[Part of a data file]
┄┄┄┄┄┄┄┄┄┄

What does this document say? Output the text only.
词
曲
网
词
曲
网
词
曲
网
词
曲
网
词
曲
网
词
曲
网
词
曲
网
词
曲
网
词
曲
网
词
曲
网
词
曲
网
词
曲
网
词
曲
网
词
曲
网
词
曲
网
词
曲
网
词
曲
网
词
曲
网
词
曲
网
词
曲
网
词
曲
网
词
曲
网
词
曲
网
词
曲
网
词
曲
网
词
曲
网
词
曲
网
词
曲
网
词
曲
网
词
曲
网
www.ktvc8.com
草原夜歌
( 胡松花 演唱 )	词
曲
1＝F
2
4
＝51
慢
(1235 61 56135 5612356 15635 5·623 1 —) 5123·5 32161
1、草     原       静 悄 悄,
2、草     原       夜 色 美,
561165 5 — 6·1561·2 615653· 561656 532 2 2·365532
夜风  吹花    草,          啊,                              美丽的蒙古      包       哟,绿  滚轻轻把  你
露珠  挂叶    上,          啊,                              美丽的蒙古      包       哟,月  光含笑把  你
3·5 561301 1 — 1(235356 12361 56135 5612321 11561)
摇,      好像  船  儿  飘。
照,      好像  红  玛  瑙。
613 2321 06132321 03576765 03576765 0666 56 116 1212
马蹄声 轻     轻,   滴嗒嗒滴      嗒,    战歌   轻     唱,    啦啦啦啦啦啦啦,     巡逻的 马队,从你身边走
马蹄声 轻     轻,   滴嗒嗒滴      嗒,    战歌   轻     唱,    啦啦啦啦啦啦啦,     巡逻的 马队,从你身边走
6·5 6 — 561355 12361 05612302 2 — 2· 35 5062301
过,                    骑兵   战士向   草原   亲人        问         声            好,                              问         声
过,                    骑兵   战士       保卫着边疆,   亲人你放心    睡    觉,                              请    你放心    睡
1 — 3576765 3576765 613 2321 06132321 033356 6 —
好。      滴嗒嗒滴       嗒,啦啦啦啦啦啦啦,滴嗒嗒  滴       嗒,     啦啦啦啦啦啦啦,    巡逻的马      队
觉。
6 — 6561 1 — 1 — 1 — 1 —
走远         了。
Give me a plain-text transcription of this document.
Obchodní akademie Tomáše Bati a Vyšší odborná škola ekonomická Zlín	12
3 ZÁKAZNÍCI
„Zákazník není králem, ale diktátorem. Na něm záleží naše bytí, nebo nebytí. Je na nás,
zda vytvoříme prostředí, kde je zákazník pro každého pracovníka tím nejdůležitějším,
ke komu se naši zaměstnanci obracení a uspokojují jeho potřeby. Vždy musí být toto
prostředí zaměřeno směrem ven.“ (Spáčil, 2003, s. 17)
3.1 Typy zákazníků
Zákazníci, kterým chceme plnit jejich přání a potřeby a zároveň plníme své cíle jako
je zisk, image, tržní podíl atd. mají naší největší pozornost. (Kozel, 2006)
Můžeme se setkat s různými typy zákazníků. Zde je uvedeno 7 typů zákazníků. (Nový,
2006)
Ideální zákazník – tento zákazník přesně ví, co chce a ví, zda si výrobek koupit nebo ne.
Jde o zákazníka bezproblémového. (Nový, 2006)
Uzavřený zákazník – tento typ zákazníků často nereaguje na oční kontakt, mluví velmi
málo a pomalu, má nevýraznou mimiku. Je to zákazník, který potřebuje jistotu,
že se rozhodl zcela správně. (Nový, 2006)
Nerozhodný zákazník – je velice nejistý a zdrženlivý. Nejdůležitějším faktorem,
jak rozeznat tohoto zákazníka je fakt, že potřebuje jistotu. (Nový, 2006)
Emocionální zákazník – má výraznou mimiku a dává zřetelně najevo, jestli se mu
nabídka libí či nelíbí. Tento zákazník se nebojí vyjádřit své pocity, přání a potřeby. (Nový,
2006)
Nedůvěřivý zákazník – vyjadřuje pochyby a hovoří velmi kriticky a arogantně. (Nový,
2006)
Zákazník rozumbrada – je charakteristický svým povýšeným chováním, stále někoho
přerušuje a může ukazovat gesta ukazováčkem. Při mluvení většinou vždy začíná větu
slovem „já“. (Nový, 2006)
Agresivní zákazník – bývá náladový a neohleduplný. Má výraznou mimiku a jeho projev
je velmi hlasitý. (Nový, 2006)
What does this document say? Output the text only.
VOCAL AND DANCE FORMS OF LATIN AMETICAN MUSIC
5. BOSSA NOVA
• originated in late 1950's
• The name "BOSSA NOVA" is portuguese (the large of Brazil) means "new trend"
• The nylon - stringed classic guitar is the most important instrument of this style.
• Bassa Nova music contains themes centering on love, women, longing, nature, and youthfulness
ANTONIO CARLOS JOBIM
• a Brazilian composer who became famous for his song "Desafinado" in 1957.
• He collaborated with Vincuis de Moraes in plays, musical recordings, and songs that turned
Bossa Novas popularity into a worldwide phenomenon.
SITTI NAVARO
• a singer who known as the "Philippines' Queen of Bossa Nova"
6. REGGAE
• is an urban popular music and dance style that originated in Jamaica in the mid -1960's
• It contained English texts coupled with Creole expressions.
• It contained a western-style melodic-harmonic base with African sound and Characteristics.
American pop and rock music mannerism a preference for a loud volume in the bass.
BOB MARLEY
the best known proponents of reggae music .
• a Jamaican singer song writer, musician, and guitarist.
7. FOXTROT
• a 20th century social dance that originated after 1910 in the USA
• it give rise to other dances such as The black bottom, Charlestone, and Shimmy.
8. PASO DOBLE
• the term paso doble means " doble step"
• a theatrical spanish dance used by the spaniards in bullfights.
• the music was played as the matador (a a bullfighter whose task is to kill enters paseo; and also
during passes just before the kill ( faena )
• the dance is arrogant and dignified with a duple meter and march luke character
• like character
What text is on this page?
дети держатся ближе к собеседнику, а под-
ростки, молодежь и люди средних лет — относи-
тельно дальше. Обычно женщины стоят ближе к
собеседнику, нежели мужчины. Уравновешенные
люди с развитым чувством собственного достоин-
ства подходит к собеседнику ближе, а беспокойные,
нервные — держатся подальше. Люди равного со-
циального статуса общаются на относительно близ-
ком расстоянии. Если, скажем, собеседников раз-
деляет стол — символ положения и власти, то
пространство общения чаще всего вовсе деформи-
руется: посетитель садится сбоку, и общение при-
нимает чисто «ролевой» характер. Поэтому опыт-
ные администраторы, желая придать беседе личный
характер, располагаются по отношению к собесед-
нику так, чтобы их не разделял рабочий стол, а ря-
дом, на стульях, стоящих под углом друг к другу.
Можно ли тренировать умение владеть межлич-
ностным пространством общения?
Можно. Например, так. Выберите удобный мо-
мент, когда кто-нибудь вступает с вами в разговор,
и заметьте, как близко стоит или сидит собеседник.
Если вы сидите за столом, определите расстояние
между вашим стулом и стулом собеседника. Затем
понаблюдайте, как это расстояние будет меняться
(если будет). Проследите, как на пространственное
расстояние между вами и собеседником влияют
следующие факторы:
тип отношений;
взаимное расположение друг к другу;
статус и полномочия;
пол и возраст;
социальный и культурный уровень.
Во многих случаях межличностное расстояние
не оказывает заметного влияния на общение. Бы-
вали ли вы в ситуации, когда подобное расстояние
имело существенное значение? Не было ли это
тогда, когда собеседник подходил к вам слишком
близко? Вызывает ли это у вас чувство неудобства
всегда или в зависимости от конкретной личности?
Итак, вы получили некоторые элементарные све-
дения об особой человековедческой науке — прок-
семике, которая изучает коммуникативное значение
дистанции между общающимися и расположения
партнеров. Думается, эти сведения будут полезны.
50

┄┄┄┄┄┄┄┄┄┄

[Request] From the records, copy every line that has the string "potřeby" in it.

[Written solution]
ke komu se naši zaměstnanci obracení a uspokojují jeho potřeby. Vždy musí být toto
Zákazníci, kterým chceme plnit jejich přání a potřeby a zároveň plníme své cíle jako
nabídka libí či nelíbí. Tento zákazník se nebojí vyjádřit své pocity, přání a potřeby. (Nový,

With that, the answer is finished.